ABOUT THIS TASK - Leave every image out, and return the rest of the data word for word.

☆ ☆ ☆ ☆ ☆ ☆ ☆

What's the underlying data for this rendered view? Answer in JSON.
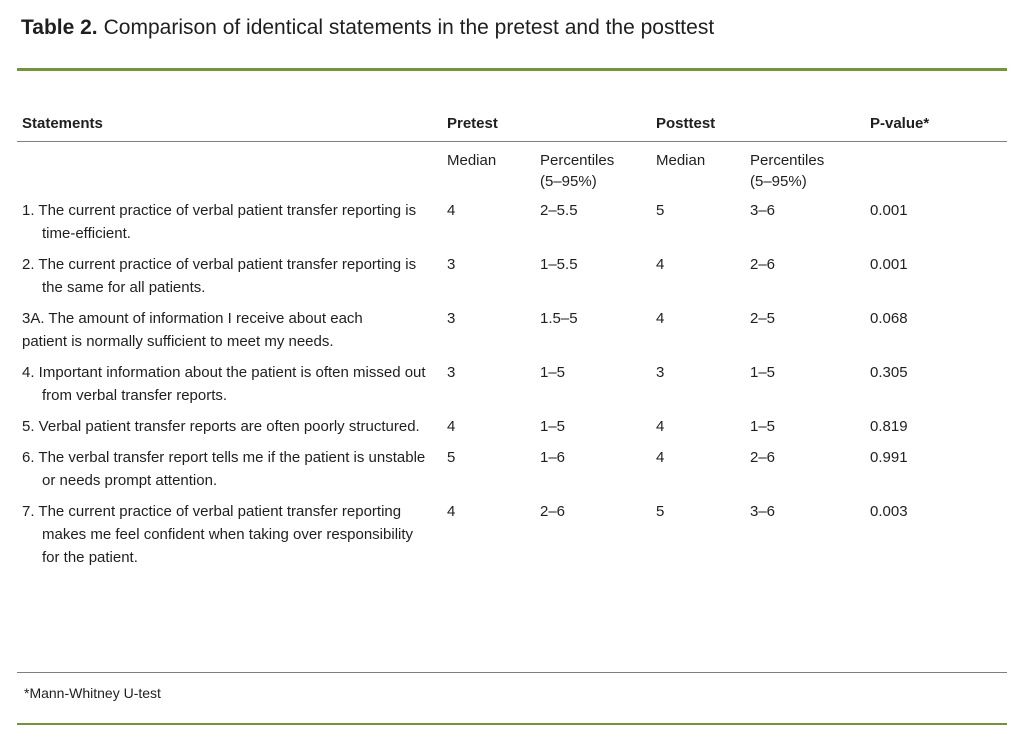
{
  "title": {
    "label": "Table 2.",
    "text": "Comparison of identical statements in the pretest and the posttest"
  },
  "table": {
    "headers": {
      "statements": "Statements",
      "pretest": "Pretest",
      "posttest": "Posttest",
      "p_value": "P-value*"
    },
    "subheaders": {
      "median": "Median",
      "percentiles": "Percentiles (5–95%)"
    },
    "rows": [
      {
        "statement": "1. The current practice of verbal patient transfer reporting is time-efficient.",
        "pretest_median": "4",
        "pretest_percentiles": "2–5.5",
        "posttest_median": "5",
        "posttest_percentiles": "3–6",
        "p_value": "0.001"
      },
      {
        "statement": "2. The current practice of verbal patient transfer reporting is the same for all patients.",
        "pretest_median": "3",
        "pretest_percentiles": "1–5.5",
        "posttest_median": "4",
        "posttest_percentiles": "2–6",
        "p_value": "0.001"
      },
      {
        "statement": "3A. The amount of information I receive about each patient is normally sufficient to meet my needs.",
        "pretest_median": "3",
        "pretest_percentiles": "1.5–5",
        "posttest_median": "4",
        "posttest_percentiles": "2–5",
        "p_value": "0.068"
      },
      {
        "statement": "4. Important information about the patient is often missed out from verbal transfer reports.",
        "pretest_median": "3",
        "pretest_percentiles": "1–5",
        "posttest_median": "3",
        "posttest_percentiles": "1–5",
        "p_value": "0.305"
      },
      {
        "statement": "5. Verbal patient transfer reports are often poorly structured.",
        "pretest_median": "4",
        "pretest_percentiles": "1–5",
        "posttest_median": "4",
        "posttest_percentiles": "1–5",
        "p_value": "0.819"
      },
      {
        "statement": "6. The verbal transfer report tells me if the patient is unstable or needs prompt attention.",
        "pretest_median": "5",
        "pretest_percentiles": "1–6",
        "posttest_median": "4",
        "posttest_percentiles": "2–6",
        "p_value": "0.991"
      },
      {
        "statement": "7. The current practice of verbal patient transfer reporting makes me feel confident when taking over responsibility for the patient.",
        "pretest_median": "4",
        "pretest_percentiles": "2–6",
        "posttest_median": "5",
        "posttest_percentiles": "3–6",
        "p_value": "0.003"
      }
    ]
  },
  "footnote": "*Mann-Whitney U-test",
  "colors": {
    "accent_green": "#76923c",
    "rule_gray": "#7f7f7f",
    "text": "#1f1f1f"
  }
}
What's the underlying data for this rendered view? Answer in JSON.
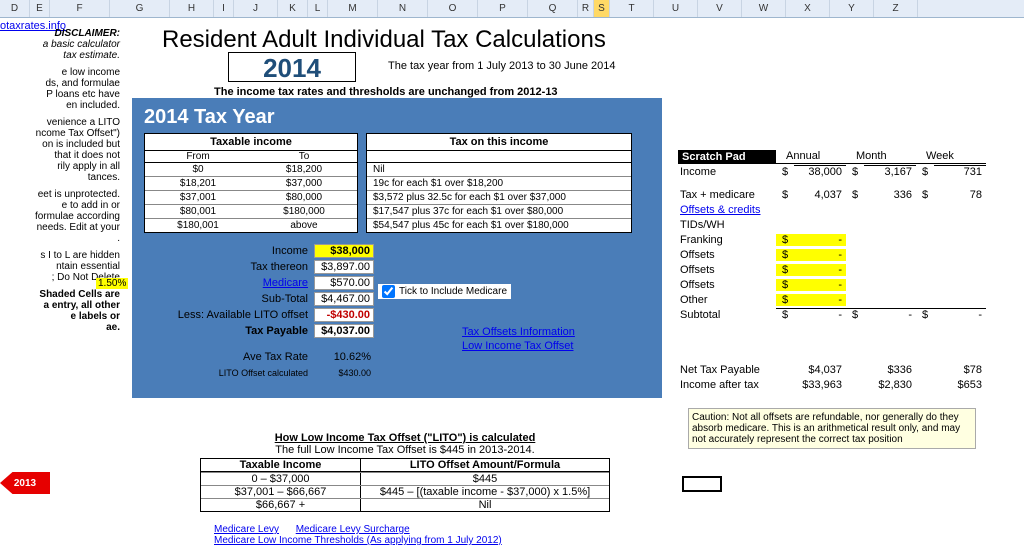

☆ ☆ ☆ ☆ ☆ ☆ ☆

ANSWER SPACE -
What's the underlying data for this rendered view? Answer in JSON.
{
  "title": {
    "label": "Table 2.",
    "text": "Comparison of identical statements in the pretest and the posttest"
  },
  "table": {
    "headers": {
      "statements": "Statements",
      "pretest": "Pretest",
      "posttest": "Posttest",
      "p_value": "P-value*"
    },
    "subheaders": {
      "median": "Median",
      "percentiles": "Percentiles (5–95%)"
    },
    "rows": [
      {
        "statement": "1. The current practice of verbal patient transfer reporting is time-efficient.",
        "pretest_median": "4",
        "pretest_percentiles": "2–5.5",
        "posttest_median": "5",
        "posttest_percentiles": "3–6",
        "p_value": "0.001"
      },
      {
        "statement": "2. The current practice of verbal patient transfer reporting is the same for all patients.",
        "pretest_median": "3",
        "pretest_percentiles": "1–5.5",
        "posttest_median": "4",
        "posttest_percentiles": "2–6",
        "p_value": "0.001"
      },
      {
        "statement": "3A. The amount of information I receive about each patient is normally sufficient to meet my needs.",
        "pretest_median": "3",
        "pretest_percentiles": "1.5–5",
        "posttest_median": "4",
        "posttest_percentiles": "2–5",
        "p_value": "0.068"
      },
      {
        "statement": "4. Important information about the patient is often missed out from verbal transfer reports.",
        "pretest_median": "3",
        "pretest_percentiles": "1–5",
        "posttest_median": "3",
        "posttest_percentiles": "1–5",
        "p_value": "0.305"
      },
      {
        "statement": "5. Verbal patient transfer reports are often poorly structured.",
        "pretest_median": "4",
        "pretest_percentiles": "1–5",
        "posttest_median": "4",
        "posttest_percentiles": "1–5",
        "p_value": "0.819"
      },
      {
        "statement": "6. The verbal transfer report tells me if the patient is unstable or needs prompt attention.",
        "pretest_median": "5",
        "pretest_percentiles": "1–6",
        "posttest_median": "4",
        "posttest_percentiles": "2–6",
        "p_value": "0.991"
      },
      {
        "statement": "7. The current practice of verbal patient transfer reporting makes me feel confident when taking over responsibility for the patient.",
        "pretest_median": "4",
        "pretest_percentiles": "2–6",
        "posttest_median": "5",
        "posttest_percentiles": "3–6",
        "p_value": "0.003"
      }
    ]
  },
  "footnote": "*Mann-Whitney U-test",
  "colors": {
    "accent_green": "#76923c",
    "rule_gray": "#7f7f7f",
    "text": "#1f1f1f"
  }
}
What's the underlying data for this rendered view? Answer in JSON.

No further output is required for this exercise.